EXCERPT:
-- Begin --
That's how I wrote this book as well. There are different types of groups that are all over, and I tell people, listen, if you see a group in the table of contents that you identify with, as far as like, ah, I'm really discouraged. How did Jesus interact with discouraged people? Go to that chapter.

Oh, I'm really, I'm doubting right now. How did Jesus interact with people who doubted? Go to that chapter. So even though I have the chapters in a sequential order, my thing is like, just go to where your heart is calling you, in a sense.

It's a choose-your-own-adventure. But yeah, so you see, there wasn't just like one example of someone who was discouraged in the Bible. There are plenty of examples of people that were discouraged, plenty of examples of people that doubted Jesus, and people that really should have known Jesus better. Those are the ones that doubted Him as well, not just like the skeptic that's on the outside, but even Mary, His mother. There's a point in the Gospels where Jesus is teaching in the synagogue, and Mary and her other sons, Jesus' mother and brother, they come and they say, password up to Jesus because we think He's out of His mind and we need to take Him home. They came to do an intervention on Jesus because they were like, He's teaching that He's the Son of God and that's not right. I mean, if anybody would have known, Gary, that Jesus was the Son of God, it would have been Mary. Right?
-- End --
Copy out, word for word and in full, the passage above about how Jesus dealt with discouraged and doubting people.

DATA PROVIDED:
-- Begin --
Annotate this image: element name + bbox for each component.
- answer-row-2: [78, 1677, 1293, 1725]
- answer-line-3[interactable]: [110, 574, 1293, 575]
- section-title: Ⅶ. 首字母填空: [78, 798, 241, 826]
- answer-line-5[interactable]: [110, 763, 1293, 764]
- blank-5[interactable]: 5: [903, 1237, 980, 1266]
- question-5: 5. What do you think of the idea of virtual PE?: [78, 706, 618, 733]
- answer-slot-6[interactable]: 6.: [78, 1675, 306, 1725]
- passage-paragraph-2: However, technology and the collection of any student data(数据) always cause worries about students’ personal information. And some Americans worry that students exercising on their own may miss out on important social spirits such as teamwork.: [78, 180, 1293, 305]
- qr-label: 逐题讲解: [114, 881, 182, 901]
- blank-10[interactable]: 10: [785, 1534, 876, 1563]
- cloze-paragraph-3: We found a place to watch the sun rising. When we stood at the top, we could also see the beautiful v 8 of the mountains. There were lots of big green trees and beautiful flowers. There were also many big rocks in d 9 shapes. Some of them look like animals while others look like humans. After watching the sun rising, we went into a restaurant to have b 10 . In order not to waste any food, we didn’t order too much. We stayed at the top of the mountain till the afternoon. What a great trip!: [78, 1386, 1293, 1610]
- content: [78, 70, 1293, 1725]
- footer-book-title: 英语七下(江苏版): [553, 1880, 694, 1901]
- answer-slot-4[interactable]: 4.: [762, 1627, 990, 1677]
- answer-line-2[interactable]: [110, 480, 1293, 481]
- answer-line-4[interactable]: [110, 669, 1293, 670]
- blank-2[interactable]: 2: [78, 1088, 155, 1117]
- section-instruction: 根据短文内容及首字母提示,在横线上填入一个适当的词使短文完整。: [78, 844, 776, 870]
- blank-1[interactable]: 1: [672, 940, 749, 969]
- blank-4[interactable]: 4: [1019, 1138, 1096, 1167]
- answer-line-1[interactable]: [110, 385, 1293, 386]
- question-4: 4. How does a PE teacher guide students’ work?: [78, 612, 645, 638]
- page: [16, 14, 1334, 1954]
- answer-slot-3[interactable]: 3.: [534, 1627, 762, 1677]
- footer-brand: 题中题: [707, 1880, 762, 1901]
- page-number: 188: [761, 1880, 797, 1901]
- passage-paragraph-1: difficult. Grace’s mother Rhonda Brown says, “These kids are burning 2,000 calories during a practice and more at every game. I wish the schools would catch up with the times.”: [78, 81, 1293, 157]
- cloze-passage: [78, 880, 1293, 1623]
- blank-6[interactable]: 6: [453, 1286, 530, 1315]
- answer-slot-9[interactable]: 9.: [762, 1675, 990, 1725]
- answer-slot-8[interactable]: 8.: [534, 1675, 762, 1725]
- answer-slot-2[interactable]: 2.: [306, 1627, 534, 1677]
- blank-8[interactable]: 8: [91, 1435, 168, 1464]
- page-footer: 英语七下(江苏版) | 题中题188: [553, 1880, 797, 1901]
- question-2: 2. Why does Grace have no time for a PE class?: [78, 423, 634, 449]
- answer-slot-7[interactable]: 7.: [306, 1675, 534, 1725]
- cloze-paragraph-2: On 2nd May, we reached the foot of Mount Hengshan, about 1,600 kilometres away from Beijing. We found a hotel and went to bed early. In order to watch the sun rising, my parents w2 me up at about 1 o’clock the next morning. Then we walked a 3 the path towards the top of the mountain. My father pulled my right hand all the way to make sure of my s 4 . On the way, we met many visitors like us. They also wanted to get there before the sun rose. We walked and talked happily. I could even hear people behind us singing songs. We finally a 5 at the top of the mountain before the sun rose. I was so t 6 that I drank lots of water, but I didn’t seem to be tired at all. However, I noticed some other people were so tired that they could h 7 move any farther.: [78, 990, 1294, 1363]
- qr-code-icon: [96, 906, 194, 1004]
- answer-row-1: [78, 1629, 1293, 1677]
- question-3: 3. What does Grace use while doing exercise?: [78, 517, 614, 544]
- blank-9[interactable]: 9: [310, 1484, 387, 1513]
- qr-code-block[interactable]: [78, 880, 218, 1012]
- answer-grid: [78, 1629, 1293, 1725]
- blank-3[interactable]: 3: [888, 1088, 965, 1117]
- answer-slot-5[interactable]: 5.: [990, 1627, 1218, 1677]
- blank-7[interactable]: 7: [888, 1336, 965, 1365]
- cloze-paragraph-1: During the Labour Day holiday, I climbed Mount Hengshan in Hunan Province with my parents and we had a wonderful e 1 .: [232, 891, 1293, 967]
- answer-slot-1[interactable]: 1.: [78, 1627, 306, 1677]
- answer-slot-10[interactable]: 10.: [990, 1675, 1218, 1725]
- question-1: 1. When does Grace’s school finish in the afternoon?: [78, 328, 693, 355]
-- End --
-- Begin --
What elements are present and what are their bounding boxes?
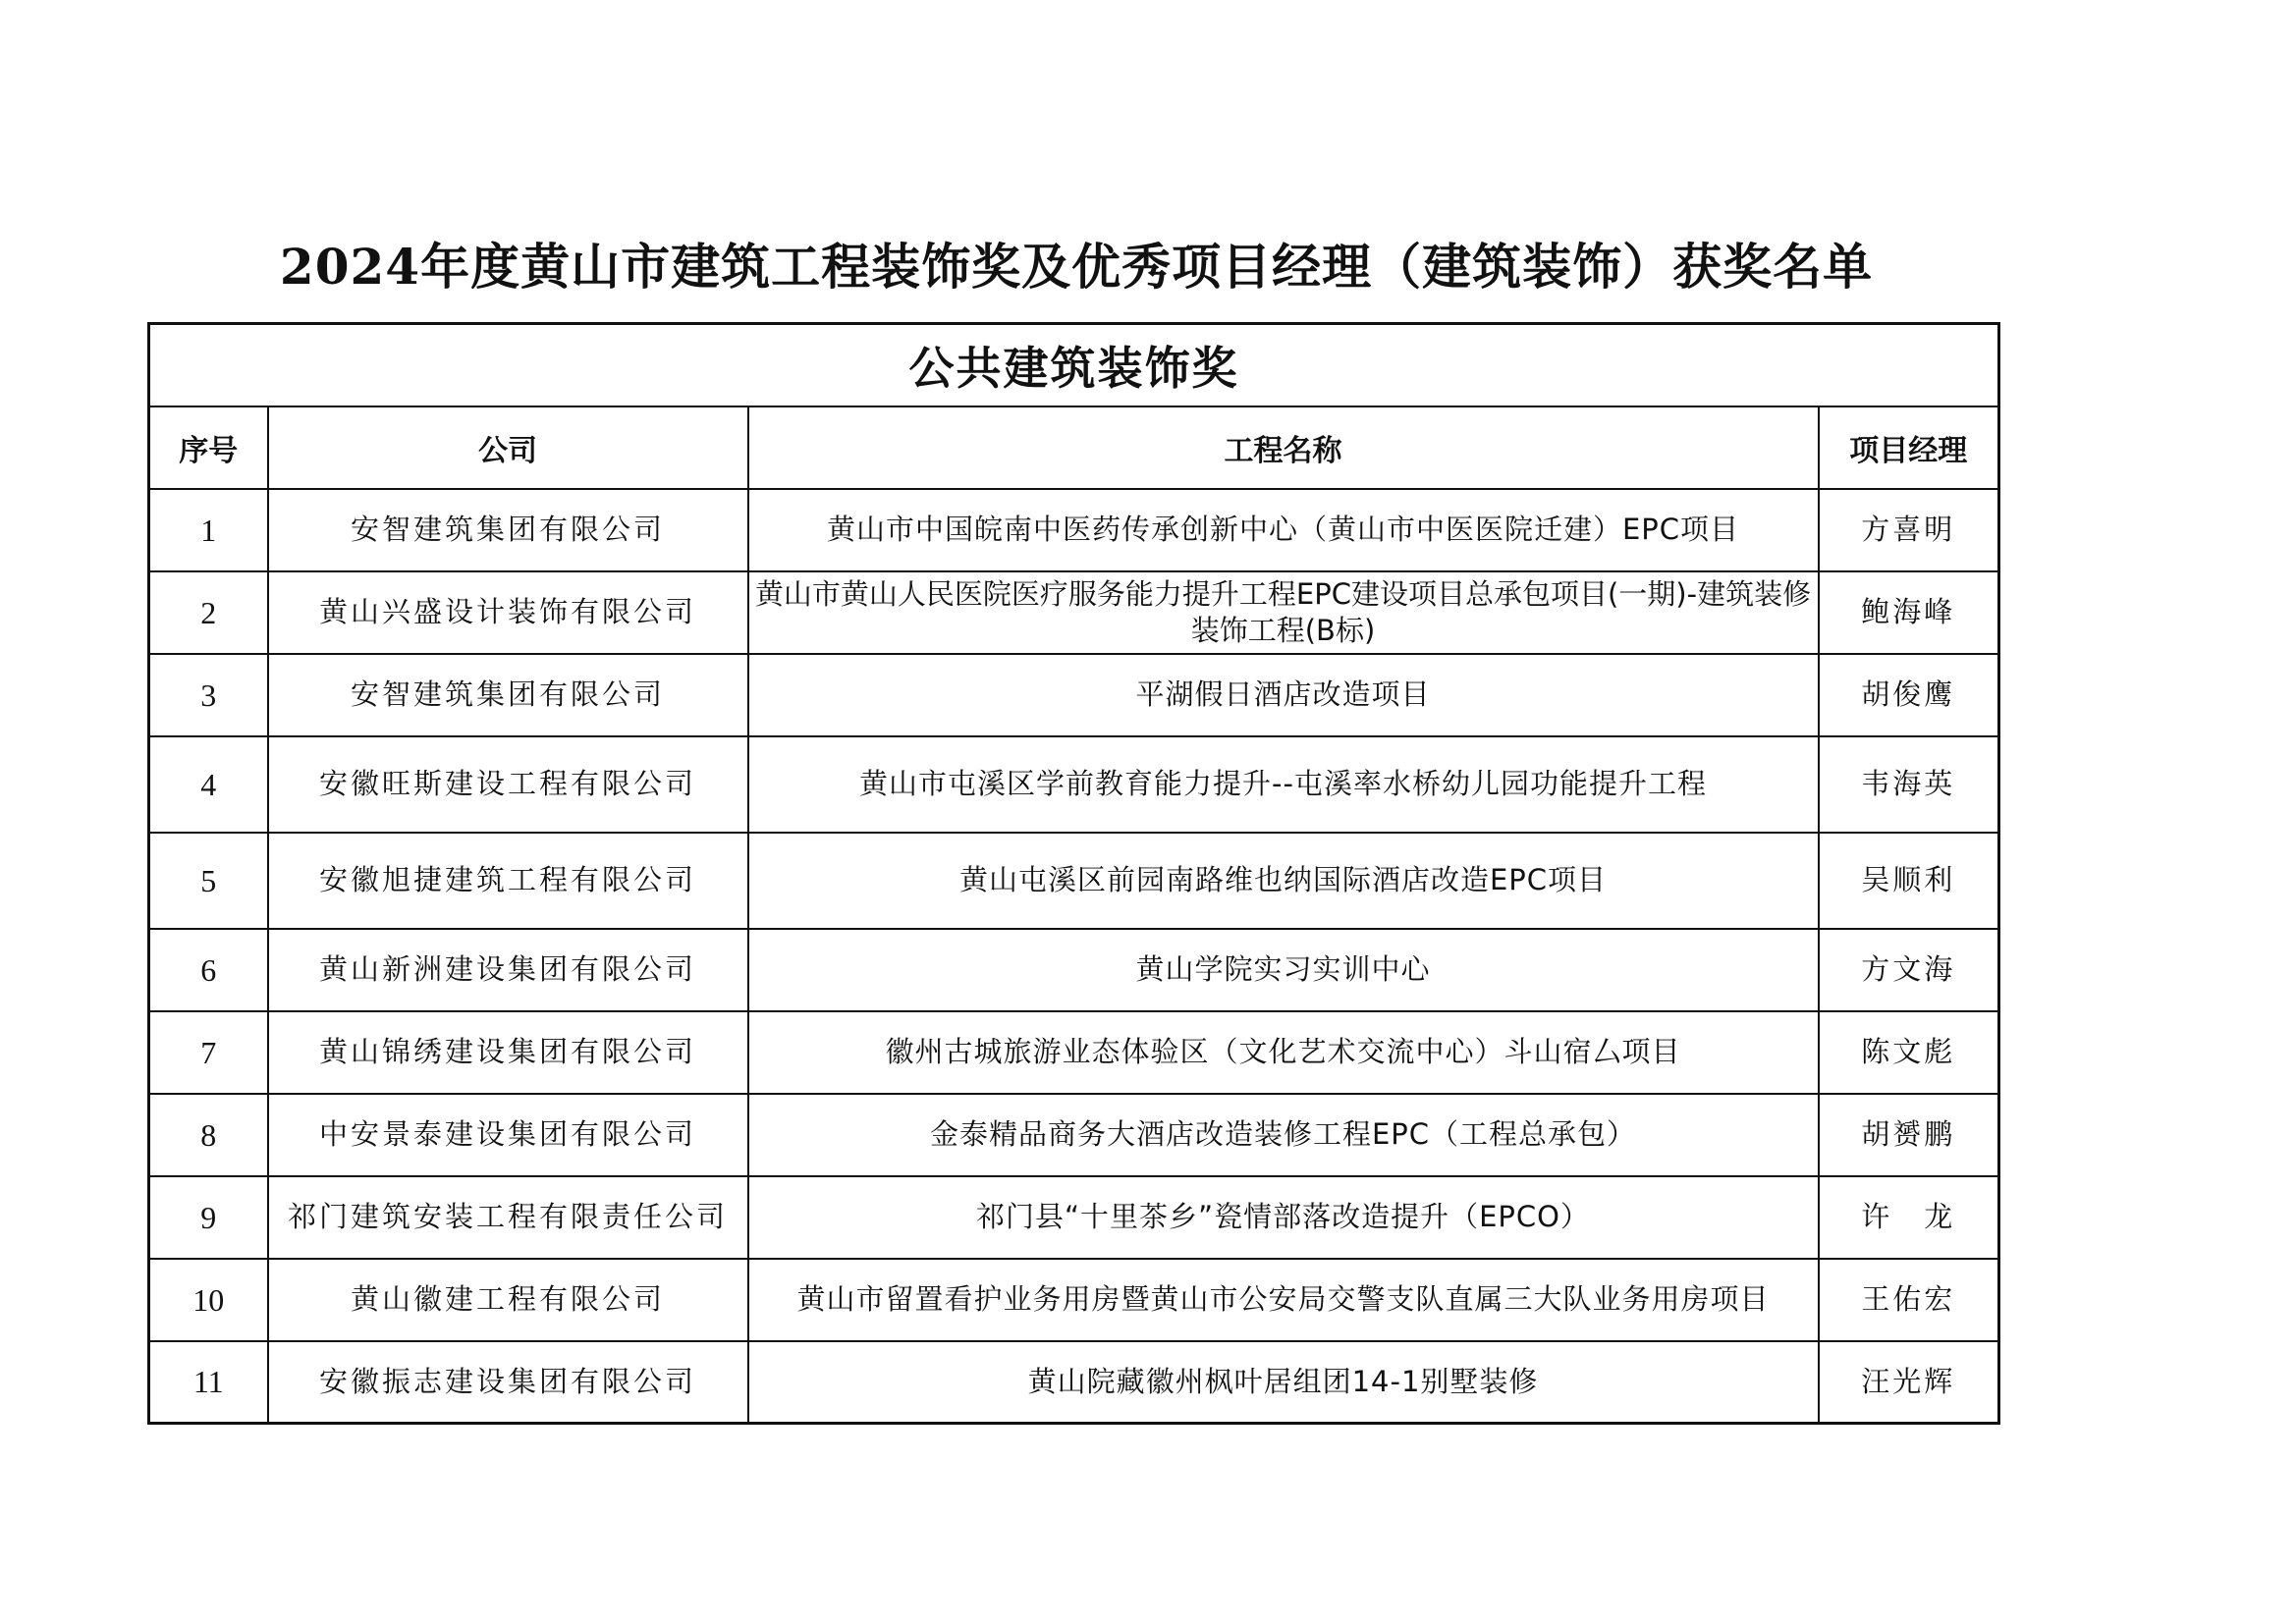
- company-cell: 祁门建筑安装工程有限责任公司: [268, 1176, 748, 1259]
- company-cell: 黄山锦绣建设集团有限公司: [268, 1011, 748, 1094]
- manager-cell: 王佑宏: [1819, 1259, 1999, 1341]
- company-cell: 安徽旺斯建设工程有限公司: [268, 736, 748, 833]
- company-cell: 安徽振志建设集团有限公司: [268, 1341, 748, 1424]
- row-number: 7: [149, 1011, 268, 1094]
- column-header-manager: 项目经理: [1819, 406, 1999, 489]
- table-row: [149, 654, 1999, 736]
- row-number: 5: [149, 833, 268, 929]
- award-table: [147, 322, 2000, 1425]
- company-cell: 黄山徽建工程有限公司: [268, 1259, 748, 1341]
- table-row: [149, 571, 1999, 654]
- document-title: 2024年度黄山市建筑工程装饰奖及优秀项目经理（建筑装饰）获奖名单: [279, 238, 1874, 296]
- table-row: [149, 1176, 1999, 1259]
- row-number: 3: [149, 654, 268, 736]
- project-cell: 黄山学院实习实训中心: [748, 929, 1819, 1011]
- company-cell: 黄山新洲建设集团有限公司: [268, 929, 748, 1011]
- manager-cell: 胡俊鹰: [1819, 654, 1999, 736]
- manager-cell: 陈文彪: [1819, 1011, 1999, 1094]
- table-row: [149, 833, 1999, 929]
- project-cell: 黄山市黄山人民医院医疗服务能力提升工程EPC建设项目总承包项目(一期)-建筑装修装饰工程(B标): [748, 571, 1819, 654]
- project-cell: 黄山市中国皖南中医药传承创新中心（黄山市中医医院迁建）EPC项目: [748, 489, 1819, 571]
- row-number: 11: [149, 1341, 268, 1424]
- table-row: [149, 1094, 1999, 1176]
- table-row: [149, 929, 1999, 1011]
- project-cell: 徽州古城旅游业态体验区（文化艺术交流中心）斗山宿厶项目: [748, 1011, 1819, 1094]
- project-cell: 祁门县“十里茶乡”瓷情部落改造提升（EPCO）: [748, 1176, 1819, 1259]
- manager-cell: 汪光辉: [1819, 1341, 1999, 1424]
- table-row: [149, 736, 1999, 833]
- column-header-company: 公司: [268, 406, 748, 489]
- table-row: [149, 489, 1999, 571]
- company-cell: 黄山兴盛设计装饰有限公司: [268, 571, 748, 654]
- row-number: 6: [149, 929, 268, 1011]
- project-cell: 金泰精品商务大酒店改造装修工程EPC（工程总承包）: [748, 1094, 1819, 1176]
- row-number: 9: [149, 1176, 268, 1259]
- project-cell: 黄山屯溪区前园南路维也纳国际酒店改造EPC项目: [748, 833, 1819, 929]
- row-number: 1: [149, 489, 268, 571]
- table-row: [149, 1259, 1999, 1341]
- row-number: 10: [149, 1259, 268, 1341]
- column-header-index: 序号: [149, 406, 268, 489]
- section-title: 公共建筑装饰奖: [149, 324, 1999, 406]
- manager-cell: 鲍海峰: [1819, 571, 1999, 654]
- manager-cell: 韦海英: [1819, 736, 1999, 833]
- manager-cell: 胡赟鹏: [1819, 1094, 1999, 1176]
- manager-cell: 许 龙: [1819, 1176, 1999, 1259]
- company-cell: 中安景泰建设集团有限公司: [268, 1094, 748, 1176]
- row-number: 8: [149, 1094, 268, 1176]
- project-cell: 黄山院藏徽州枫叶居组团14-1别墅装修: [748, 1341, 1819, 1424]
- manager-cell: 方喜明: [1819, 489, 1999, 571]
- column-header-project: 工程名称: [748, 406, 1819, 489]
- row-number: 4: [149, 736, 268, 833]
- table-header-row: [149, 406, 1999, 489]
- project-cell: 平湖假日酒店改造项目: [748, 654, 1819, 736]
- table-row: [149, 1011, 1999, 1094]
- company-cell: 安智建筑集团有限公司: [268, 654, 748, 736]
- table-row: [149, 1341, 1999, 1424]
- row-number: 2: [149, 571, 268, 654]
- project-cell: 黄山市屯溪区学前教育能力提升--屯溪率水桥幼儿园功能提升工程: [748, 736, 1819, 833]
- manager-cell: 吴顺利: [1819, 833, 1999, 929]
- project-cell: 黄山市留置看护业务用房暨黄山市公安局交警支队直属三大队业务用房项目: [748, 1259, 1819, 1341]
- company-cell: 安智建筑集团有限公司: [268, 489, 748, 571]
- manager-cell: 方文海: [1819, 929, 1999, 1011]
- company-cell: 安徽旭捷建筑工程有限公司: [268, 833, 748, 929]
-- End --
CORRECT RESULT:
That's how I wrote this book as well. There are different types of groups that are all over, and I tell people, listen, if you see a group in the table of contents that you identify with, as far as like, ah, I'm really discouraged. How did Jesus interact with discouraged people? Go to that chapter.

Oh, I'm really, I'm doubting right now. How did Jesus interact with people who doubted? Go to that chapter. So even though I have the chapters in a sequential order, my thing is like, just go to where your heart is calling you, in a sense.

It's a choose-your-own-adventure. But yeah, so you see, there wasn't just like one example of someone who was discouraged in the Bible. There are plenty of examples of people that were discouraged, plenty of examples of people that doubted Jesus, and people that really should have known Jesus better. Those are the ones that doubted Him as well, not just like the skeptic that's on the outside, but even Mary, His mother. There's a point in the Gospels where Jesus is teaching in the synagogue, and Mary and her other sons, Jesus' mother and brother, they come and they say, password up to Jesus because we think He's out of His mind and we need to take Him home. They came to do an intervention on Jesus because they were like, He's teaching that He's the Son of God and that's not right. I mean, if anybody would have known, Gary, that Jesus was the Son of God, it would have been Mary. Right?